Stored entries
□ □ □ □ □ □ □

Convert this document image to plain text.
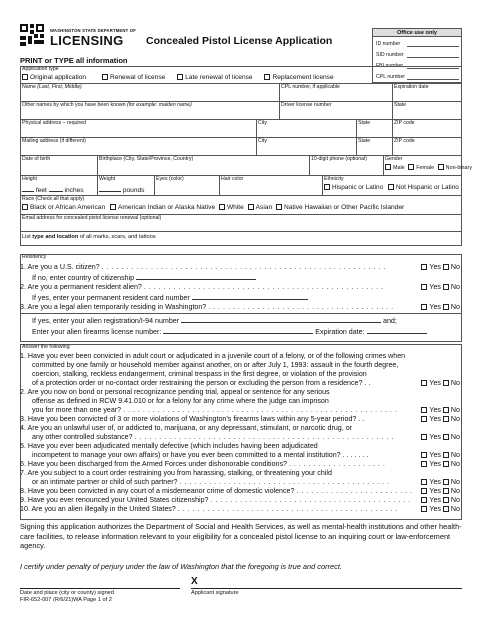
WASHINGTON STATE DEPARTMENT OF
LICENSING Concealed Pistol License Application
PRINT or TYPE all information
Office use only
ID number
SID number
FBI number
CPL number
Application type
Original application	Renewal of license	Late renewal of license	Replacement license
Name (Last, First, Middle)	CPL number, if applicable	Expiration date
Other names by which you have been known (for example: maiden name)	Driver license number	State
Physical address – required	City	State	ZIP code
Mailing address (if different)	City	State	ZIP code
Date of birth	Birthplace (City, State/Province, Country)	10-digit phone (optional)	Gender
Male Female Non-binary
Height
feet	inches
Weight
pounds
Eyes (color)	Hair color	Ethnicity
Hispanic or Latino Not Hispanic or Latino
Race (Check all that apply)
Black or African American American Indian or Alaska Native White Asian Native Hawaiian or Other Pacific Islander
Email address for concealed pistol license renewal (optional)
List type and location of all marks, scars, and tattoos
Residency
1. Are you a U.S. citizen? . . . . . . . . . . . . . . . . . . . . . . . . . . . . . . . . . . . . . . . . . . . . . . . . . . . . . . . . . .	Yes No
If no, enter country of citizenship
2. Are you a permanent resident alien? . . . . . . . . . . . . . . . . . . . . . . . . . . . . . . . . . . . . . . . . . . . . . . . . .	Yes No
If yes, enter your permanent resident card number
3. Are you a legal alien temporarily residing in Washington? . . . . . . . . . . . . . . . . . . . . . . . . . . . . . . . . . . . . . .	Yes No
If yes, enter your alien registration/I-94 number	and;
Enter your alien firearms license number:	Expiration date:
Answer the following
1. Have you ever been convicted in adult court or adjudicated in a juvenile court of a felony, or of the following crimes when
committed by one family or household member against another, on or after July 1, 1993: assault in the fourth degree,
coercion, stalking, reckless endangerment, criminal trespass in the first degree, or violation of the provision
of a protection order or no-contact order restraining the person or excluding the person from a residence? . .	Yes No
2. Are you now on bond or personal recognizance pending trial, appeal or sentence for any serious
offense as defined in RCW 9.41.010 or for a felony for any crime where the judge can imprison
you for more than one year? . . . . . . . . . . . . . . . . . . . . . . . . . . . . . . . . . . . . . . . . . . . . . . . . . . . . . . . .	Yes No
3. Have you been convicted of 3 or more violations of Washington’s firearms laws within any 5-year period? . .	Yes No
4. Are you an unlawful user of, or addicted to, marijuana, or any depressant, stimulant, or narcotic drug, or
any other controlled substance? . . . . . . . . . . . . . . . . . . . . . . . . . . . . . . . . . . . . . . . . . . . . . . . . . . . . .	Yes No
5. Have you ever been adjudicated mentally defective (which includes having been adjudicated
incompetent to manage your own affairs) or have you ever been committed to a mental institution? . . . . . . .	Yes No
6. Have you been discharged from the Armed Forces under dishonorable conditions? . . . . . . . . . . . . . . . . . . . .	Yes No
7. Are you subject to a court order restraining you from harassing, stalking, or threatening your child
or an intimate partner or child of such partner? . . . . . . . . . . . . . . . . . . . . . . . . . . . . . . . . . . . . . . . . . . .	Yes No
8. Have you been convicted in any court of a misdemeanor crime of domestic violence? . . . . . . . . . . . . . . . . . . . . . . . .	Yes No
9. Have you ever renounced your United States citizenship? . . . . . . . . . . . . . . . . . . . . . . . . . . . . . . . . . . . . . . . . .	Yes No
10. Are you an alien illegally in the United States? . . . . . . . . . . . . . . . . . . . . . . . . . . . . . . . . . . . . . . . . . . . . .	Yes No
Signing this application authorizes the Department of Social and Health Services, as well as mental-health institutions and other health-care facilities, to release information relevant to your eligibility for a concealed pistol license to an inquiring court or law-enforcement agency.
I certify under penalty of perjury under the law of Washington that the foregoing is true and correct.
X
Date and place (city or county) signed	Applicant signature
FIR-652-007 (R/6/21)WA Page 1 of 2
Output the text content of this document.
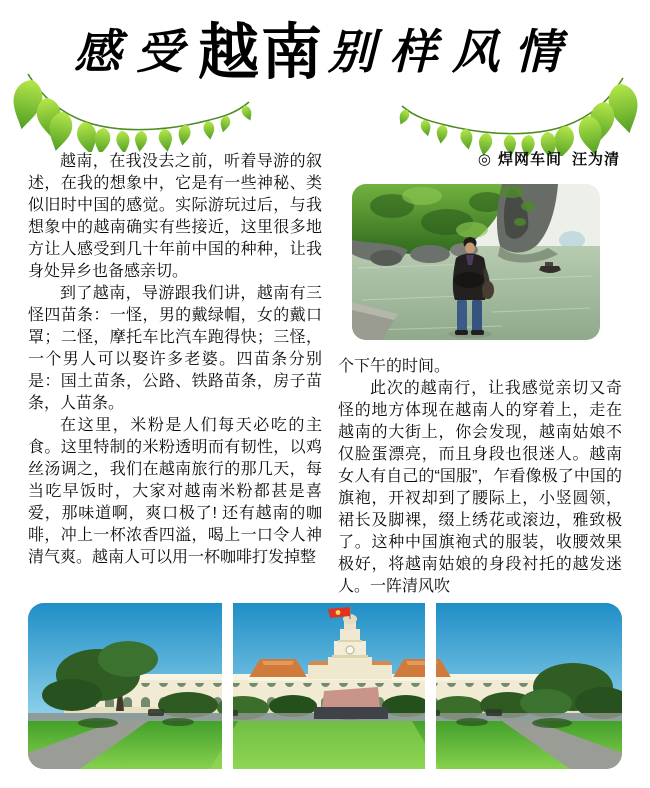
感受越南别样风情

越南，在我没去之前，听着导游的叙述，在我的想象中，它是有一些神秘、类似旧时中国的感觉。实际游玩过后，与我想象中的越南确实有些接近，这里很多地方让人感受到几十年前中国的种种，让我身处异乡也备感亲切。

到了越南，导游跟我们讲，越南有三怪四苗条：一怪，男的戴绿帽，女的戴口罩；二怪，摩托车比汽车跑得快；三怪，一个男人可以娶许多老婆。四苗条分别是：国土苗条，公路、铁路苗条，房子苗条，人苗条。

在这里，米粉是人们每天必吃的主食。这里特制的米粉透明而有韧性，以鸡丝汤调之，我们在越南旅行的那几天，每当吃早饭时，大家对越南米粉都甚是喜爱，那味道啊，爽口极了! 还有越南的咖啡，冲上一杯浓香四溢，喝上一口令人神清气爽。越南人可以用一杯咖啡打发掉整

◎ 焊网车间 汪为清

个下午的时间。

此次的越南行，让我感觉亲切又奇怪的地方体现在越南人的穿着上，走在越南的大街上，你会发现，越南姑娘不仅脸蛋漂亮，而且身段也很迷人。越南女人有自己的“国服”，乍看像极了中国的旗袍，开衩却到了腰际上，小竖圆领，裙长及脚裸，缀上绣花或滚边，雅致极了。这种中国旗袍式的服装，收腰效果极好，将越南姑娘的身段衬托的越发迷人。一阵清风吹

□ □ □ □ □ □ □

Written request: Write the entries above out in full, exactly, with no images.

Solution to this exercise:
Convert this document image to plain text.
WASHINGTON STATE DEPARTMENT OF
LICENSING Concealed Pistol License Application
PRINT or TYPE all information
Office use only
ID number
SID number
FBI number
CPL number
Application type
Original application	Renewal of license	Late renewal of license	Replacement license
Name (Last, First, Middle)	CPL number, if applicable	Expiration date
Other names by which you have been known (for example: maiden name)	Driver license number	State
Physical address – required	City	State	ZIP code
Mailing address (if different)	City	State	ZIP code
Date of birth	Birthplace (City, State/Province, Country)	10-digit phone (optional)	Gender
Male Female Non-binary
Height
feet	inches
Weight
pounds
Eyes (color)	Hair color	Ethnicity
Hispanic or Latino Not Hispanic or Latino
Race (Check all that apply)
Black or African American American Indian or Alaska Native White Asian Native Hawaiian or Other Pacific Islander
Email address for concealed pistol license renewal (optional)
List type and location of all marks, scars, and tattoos
Residency
1. Are you a U.S. citizen? . . . . . . . . . . . . . . . . . . . . . . . . . . . . . . . . . . . . . . . . . . . . . . . . . . . . . . . . . .	Yes No
If no, enter country of citizenship
2. Are you a permanent resident alien? . . . . . . . . . . . . . . . . . . . . . . . . . . . . . . . . . . . . . . . . . . . . . . . . .	Yes No
If yes, enter your permanent resident card number
3. Are you a legal alien temporarily residing in Washington? . . . . . . . . . . . . . . . . . . . . . . . . . . . . . . . . . . . . . .	Yes No
If yes, enter your alien registration/I-94 number	and;
Enter your alien firearms license number:	Expiration date:
Answer the following
1. Have you ever been convicted in adult court or adjudicated in a juvenile court of a felony, or of the following crimes when
committed by one family or household member against another, on or after July 1, 1993: assault in the fourth degree,
coercion, stalking, reckless endangerment, criminal trespass in the first degree, or violation of the provision
of a protection order or no-contact order restraining the person or excluding the person from a residence? . .	Yes No
2. Are you now on bond or personal recognizance pending trial, appeal or sentence for any serious
offense as defined in RCW 9.41.010 or for a felony for any crime where the judge can imprison
you for more than one year? . . . . . . . . . . . . . . . . . . . . . . . . . . . . . . . . . . . . . . . . . . . . . . . . . . . . . . . .	Yes No
3. Have you been convicted of 3 or more violations of Washington’s firearms laws within any 5-year period? . .	Yes No
4. Are you an unlawful user of, or addicted to, marijuana, or any depressant, stimulant, or narcotic drug, or
any other controlled substance? . . . . . . . . . . . . . . . . . . . . . . . . . . . . . . . . . . . . . . . . . . . . . . . . . . . . .	Yes No
5. Have you ever been adjudicated mentally defective (which includes having been adjudicated
incompetent to manage your own affairs) or have you ever been committed to a mental institution? . . . . . . .	Yes No
6. Have you been discharged from the Armed Forces under dishonorable conditions? . . . . . . . . . . . . . . . . . . . .	Yes No
7. Are you subject to a court order restraining you from harassing, stalking, or threatening your child
or an intimate partner or child of such partner? . . . . . . . . . . . . . . . . . . . . . . . . . . . . . . . . . . . . . . . . . . .	Yes No
8. Have you been convicted in any court of a misdemeanor crime of domestic violence? . . . . . . . . . . . . . . . . . . . . . . . .	Yes No
9. Have you ever renounced your United States citizenship? . . . . . . . . . . . . . . . . . . . . . . . . . . . . . . . . . . . . . . . . .	Yes No
10. Are you an alien illegally in the United States? . . . . . . . . . . . . . . . . . . . . . . . . . . . . . . . . . . . . . . . . . . . . .	Yes No
Signing this application authorizes the Department of Social and Health Services, as well as mental-health institutions and other health-care facilities, to release information relevant to your eligibility for a concealed pistol license to an inquiring court or law-enforcement agency.
I certify under penalty of perjury under the law of Washington that the foregoing is true and correct.
X
Date and place (city or county) signed	Applicant signature
FIR-652-007 (R/6/21)WA Page 1 of 2
Output the text content of this document.
感受越南别样风情

越南，在我没去之前，听着导游的叙述，在我的想象中，它是有一些神秘、类似旧时中国的感觉。实际游玩过后，与我想象中的越南确实有些接近，这里很多地方让人感受到几十年前中国的种种，让我身处异乡也备感亲切。

到了越南，导游跟我们讲，越南有三怪四苗条：一怪，男的戴绿帽，女的戴口罩；二怪，摩托车比汽车跑得快；三怪，一个男人可以娶许多老婆。四苗条分别是：国土苗条，公路、铁路苗条，房子苗条，人苗条。

在这里，米粉是人们每天必吃的主食。这里特制的米粉透明而有韧性，以鸡丝汤调之，我们在越南旅行的那几天，每当吃早饭时，大家对越南米粉都甚是喜爱，那味道啊，爽口极了! 还有越南的咖啡，冲上一杯浓香四溢，喝上一口令人神清气爽。越南人可以用一杯咖啡打发掉整

◎ 焊网车间 汪为清

个下午的时间。

此次的越南行，让我感觉亲切又奇怪的地方体现在越南人的穿着上，走在越南的大街上，你会发现，越南姑娘不仅脸蛋漂亮，而且身段也很迷人。越南女人有自己的“国服”，乍看像极了中国的旗袍，开衩却到了腰际上，小竖圆领，裙长及脚裸，缀上绣花或滚边，雅致极了。这种中国旗袍式的服装，收腰效果极好，将越南姑娘的身段衬托的越发迷人。一阵清风吹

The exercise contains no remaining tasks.